Exercise input
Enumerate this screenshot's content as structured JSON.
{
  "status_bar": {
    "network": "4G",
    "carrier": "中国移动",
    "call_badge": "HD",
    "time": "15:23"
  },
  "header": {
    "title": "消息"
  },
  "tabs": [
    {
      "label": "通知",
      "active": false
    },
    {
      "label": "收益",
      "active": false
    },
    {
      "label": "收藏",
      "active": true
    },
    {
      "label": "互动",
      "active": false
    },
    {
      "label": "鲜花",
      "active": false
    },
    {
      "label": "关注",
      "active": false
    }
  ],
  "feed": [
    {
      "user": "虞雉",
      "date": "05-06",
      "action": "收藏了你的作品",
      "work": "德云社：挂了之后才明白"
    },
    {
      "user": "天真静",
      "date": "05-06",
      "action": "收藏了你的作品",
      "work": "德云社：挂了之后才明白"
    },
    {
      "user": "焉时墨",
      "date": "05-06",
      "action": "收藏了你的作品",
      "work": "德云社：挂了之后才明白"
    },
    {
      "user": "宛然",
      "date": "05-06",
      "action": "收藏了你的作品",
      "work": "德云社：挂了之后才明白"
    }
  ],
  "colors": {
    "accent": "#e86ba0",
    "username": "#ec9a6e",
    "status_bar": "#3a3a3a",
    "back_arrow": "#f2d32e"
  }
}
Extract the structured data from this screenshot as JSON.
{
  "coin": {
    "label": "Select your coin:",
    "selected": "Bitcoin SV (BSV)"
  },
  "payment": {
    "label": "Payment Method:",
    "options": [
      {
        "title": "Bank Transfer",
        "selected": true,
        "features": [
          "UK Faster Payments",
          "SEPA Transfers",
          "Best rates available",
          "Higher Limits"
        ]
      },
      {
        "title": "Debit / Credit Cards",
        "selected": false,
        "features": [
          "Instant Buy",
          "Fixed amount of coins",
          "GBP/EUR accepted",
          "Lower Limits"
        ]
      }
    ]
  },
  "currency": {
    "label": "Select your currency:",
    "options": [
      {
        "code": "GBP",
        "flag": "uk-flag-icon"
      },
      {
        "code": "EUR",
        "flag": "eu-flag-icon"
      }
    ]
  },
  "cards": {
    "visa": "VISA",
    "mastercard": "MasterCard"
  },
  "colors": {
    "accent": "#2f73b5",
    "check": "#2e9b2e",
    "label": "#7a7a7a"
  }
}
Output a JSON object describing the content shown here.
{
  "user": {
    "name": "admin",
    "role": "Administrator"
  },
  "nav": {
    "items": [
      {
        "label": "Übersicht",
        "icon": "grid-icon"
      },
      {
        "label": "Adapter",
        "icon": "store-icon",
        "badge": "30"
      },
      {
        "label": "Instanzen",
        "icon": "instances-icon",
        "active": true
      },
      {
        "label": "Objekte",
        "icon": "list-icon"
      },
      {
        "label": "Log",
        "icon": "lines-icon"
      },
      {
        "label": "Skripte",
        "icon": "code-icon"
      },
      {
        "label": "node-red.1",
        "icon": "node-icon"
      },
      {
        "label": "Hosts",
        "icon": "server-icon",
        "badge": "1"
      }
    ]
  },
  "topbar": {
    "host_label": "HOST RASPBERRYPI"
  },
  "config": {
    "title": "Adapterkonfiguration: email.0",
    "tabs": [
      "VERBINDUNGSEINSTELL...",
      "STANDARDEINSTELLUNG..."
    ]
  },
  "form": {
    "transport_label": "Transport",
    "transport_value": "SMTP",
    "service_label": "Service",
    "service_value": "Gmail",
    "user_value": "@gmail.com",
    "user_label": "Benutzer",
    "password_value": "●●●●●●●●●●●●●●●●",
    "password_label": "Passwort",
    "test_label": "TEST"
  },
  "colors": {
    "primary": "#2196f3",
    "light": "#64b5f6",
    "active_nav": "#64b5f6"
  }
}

Short problem
Look through the entries above and list every line containing "true".

Complete output
      "active": true
        "selected": true,
        "active": true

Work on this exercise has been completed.